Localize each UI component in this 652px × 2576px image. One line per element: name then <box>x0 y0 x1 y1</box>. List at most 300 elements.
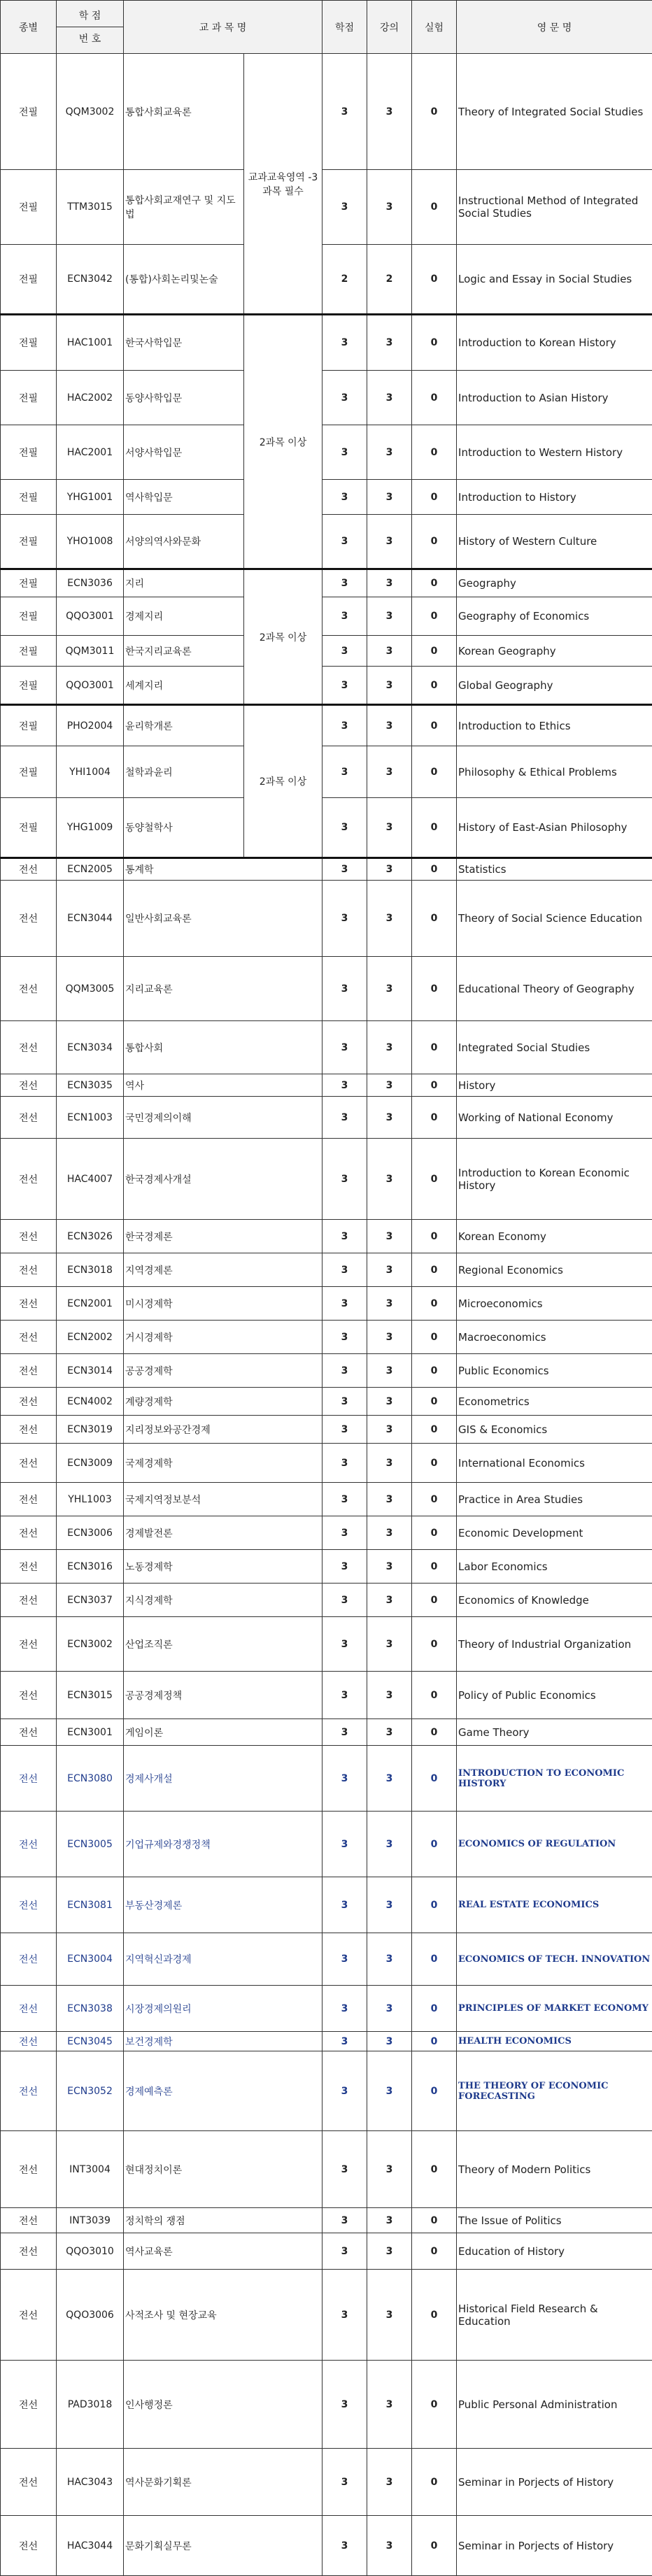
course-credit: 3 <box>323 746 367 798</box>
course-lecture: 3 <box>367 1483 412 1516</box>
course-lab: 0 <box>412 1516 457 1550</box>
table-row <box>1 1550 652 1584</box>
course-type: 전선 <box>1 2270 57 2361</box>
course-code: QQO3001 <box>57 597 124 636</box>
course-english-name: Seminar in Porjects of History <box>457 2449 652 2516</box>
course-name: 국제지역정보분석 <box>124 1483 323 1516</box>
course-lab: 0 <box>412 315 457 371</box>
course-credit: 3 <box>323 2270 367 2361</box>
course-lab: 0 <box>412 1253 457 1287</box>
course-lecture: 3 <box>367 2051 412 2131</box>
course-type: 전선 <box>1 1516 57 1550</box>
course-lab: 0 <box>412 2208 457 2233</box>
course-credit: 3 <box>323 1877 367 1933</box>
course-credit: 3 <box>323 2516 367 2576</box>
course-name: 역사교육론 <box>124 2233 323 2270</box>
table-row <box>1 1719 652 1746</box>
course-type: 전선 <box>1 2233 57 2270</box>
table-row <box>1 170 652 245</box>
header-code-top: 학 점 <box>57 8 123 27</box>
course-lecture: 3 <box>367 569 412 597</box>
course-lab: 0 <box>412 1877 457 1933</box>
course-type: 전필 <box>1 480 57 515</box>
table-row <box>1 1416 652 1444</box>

▬▬▬

Requirement -
From the material above, extract every line that contains the string "code", and reproduce each such line unchanged.

Task solution -
course-code: QQO3001 <box>57 597 124 636</box>
header-code-top: 학 점 <box>57 8 123 27</box>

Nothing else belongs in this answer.